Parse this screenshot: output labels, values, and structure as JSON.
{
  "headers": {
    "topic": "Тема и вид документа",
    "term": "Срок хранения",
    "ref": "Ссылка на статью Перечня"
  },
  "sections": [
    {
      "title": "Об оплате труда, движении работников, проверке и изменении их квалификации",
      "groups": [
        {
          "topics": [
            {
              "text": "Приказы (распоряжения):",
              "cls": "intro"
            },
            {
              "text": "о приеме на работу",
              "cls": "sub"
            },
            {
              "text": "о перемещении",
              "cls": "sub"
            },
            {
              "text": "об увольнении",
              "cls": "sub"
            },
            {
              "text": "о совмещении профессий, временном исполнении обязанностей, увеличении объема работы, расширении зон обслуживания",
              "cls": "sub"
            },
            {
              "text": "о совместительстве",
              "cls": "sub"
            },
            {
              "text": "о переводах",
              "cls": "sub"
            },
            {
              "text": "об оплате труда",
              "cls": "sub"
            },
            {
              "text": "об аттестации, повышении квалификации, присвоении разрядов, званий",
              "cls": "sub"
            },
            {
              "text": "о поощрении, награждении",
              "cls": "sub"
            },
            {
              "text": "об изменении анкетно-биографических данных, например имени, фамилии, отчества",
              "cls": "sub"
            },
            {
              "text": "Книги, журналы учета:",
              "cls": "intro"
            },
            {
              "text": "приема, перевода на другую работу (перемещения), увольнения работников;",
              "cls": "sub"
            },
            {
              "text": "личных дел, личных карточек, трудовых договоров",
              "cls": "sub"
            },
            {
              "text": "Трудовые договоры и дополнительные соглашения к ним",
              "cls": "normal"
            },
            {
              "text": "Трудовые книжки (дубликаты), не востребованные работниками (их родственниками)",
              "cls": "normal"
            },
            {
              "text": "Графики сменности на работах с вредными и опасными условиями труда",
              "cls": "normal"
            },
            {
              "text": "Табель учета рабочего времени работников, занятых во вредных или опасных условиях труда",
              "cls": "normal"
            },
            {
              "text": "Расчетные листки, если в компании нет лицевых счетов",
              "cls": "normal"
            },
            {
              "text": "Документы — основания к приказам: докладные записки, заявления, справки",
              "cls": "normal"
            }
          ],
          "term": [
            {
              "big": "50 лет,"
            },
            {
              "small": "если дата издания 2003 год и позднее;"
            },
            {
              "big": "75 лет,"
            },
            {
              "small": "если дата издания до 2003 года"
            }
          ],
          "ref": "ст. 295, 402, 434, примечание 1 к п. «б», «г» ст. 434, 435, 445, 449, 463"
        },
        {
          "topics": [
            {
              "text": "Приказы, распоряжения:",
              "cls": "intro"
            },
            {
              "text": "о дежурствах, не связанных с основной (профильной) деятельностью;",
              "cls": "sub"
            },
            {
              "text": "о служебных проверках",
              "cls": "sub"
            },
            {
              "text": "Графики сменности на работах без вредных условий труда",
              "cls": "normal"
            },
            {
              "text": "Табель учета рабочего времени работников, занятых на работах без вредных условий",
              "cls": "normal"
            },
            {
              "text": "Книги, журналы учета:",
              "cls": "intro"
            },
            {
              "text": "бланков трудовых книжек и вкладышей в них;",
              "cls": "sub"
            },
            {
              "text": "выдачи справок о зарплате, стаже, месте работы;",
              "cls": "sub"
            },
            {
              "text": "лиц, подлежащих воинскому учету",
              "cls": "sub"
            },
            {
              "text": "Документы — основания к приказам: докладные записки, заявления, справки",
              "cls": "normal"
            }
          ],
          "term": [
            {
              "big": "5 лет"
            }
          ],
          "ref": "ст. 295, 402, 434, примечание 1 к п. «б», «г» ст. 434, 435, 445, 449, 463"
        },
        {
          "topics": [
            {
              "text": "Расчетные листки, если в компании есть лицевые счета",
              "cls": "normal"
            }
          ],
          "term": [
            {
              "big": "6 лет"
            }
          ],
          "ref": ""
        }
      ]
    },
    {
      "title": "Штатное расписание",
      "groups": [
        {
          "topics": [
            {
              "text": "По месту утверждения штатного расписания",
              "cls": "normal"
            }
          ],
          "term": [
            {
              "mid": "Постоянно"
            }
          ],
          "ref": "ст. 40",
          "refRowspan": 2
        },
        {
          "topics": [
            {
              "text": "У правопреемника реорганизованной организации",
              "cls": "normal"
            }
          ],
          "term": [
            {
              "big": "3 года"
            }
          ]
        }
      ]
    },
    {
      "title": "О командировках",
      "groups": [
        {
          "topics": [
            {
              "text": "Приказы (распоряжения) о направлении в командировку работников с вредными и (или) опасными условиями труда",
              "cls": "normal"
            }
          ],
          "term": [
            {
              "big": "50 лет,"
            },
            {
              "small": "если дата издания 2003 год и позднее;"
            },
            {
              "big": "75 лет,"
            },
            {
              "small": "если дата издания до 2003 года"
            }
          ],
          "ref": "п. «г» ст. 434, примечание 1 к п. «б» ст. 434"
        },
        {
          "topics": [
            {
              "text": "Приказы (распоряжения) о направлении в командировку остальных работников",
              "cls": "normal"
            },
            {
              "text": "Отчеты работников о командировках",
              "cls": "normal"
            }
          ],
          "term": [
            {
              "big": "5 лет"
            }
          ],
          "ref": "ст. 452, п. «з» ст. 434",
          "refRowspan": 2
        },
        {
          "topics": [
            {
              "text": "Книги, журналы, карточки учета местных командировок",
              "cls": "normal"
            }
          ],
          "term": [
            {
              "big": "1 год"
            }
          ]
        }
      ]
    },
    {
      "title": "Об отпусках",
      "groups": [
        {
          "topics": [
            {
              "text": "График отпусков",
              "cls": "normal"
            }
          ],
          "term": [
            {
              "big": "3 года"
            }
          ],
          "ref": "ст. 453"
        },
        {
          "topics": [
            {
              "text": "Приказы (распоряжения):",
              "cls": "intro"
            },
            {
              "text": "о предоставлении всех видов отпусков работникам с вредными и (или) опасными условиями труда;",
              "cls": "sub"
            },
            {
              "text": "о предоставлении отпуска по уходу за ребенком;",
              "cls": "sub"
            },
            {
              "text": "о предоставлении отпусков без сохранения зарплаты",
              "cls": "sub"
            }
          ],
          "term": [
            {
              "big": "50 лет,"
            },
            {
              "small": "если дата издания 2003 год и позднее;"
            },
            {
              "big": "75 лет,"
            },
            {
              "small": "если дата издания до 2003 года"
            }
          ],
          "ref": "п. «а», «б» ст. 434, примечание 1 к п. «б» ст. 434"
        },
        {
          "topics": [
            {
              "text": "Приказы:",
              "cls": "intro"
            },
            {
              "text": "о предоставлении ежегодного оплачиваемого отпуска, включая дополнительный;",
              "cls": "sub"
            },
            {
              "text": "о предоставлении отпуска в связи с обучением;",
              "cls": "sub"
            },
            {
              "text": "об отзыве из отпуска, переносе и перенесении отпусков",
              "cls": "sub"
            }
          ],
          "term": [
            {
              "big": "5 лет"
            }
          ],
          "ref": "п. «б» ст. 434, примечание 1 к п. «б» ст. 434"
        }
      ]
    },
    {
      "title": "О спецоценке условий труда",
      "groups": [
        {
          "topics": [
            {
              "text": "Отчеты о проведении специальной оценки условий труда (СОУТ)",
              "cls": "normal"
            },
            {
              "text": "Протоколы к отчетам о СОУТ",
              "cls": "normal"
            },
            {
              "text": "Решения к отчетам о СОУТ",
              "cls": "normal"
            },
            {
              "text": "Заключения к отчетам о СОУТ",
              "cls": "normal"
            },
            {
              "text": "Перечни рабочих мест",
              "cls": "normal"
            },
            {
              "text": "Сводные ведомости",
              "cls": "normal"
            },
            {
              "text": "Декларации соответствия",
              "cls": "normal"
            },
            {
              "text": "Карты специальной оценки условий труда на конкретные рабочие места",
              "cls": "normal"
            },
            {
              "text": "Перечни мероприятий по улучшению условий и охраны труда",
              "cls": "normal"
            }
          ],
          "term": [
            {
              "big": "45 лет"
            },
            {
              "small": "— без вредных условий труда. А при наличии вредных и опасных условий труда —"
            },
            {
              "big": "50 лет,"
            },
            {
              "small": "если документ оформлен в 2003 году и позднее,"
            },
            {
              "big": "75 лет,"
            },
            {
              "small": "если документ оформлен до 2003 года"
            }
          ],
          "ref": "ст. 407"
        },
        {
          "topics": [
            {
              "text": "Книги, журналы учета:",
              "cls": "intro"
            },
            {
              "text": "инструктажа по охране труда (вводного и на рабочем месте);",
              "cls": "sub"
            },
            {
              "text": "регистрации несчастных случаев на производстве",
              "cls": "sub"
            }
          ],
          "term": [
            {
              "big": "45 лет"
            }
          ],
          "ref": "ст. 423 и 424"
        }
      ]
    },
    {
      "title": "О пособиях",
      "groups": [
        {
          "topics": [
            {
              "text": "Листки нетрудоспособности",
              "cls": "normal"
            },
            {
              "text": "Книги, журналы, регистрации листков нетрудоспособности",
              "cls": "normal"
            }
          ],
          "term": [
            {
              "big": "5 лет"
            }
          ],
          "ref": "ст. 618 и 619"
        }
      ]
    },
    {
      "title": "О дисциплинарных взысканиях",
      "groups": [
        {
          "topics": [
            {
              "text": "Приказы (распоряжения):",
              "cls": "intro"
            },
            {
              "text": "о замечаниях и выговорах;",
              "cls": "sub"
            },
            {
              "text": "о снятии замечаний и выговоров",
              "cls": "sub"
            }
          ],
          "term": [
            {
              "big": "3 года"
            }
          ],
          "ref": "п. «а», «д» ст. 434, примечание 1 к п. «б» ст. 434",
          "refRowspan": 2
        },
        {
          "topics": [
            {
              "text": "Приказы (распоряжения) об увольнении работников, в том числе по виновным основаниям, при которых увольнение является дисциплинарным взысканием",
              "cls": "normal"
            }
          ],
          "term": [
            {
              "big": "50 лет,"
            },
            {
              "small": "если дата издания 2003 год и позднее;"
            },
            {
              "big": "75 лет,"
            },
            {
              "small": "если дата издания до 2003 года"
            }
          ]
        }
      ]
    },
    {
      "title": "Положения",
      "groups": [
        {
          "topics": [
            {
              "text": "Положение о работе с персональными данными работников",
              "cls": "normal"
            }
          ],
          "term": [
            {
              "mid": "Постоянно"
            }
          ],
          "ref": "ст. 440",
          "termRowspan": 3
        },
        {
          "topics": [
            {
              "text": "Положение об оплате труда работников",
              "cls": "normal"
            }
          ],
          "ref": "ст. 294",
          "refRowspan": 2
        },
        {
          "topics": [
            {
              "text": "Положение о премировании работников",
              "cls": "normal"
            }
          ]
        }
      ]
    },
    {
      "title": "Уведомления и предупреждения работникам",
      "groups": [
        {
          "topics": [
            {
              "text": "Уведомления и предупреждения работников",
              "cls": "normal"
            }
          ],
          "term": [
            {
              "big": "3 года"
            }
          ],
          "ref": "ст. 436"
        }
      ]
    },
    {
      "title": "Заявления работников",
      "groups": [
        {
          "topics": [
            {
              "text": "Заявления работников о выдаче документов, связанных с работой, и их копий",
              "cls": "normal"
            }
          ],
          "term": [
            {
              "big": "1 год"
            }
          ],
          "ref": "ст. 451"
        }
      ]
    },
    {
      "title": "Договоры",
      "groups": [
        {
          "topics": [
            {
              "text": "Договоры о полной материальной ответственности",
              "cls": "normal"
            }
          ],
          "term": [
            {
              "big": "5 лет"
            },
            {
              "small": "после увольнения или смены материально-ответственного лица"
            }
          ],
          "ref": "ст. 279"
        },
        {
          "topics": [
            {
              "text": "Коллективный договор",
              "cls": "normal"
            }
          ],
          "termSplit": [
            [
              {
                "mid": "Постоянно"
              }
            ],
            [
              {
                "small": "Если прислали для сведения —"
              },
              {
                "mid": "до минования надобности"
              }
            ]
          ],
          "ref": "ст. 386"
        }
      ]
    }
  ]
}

++++++++

Aim →
Report only how many lines of the listing hold the word "примечание".

Completed exercise →
6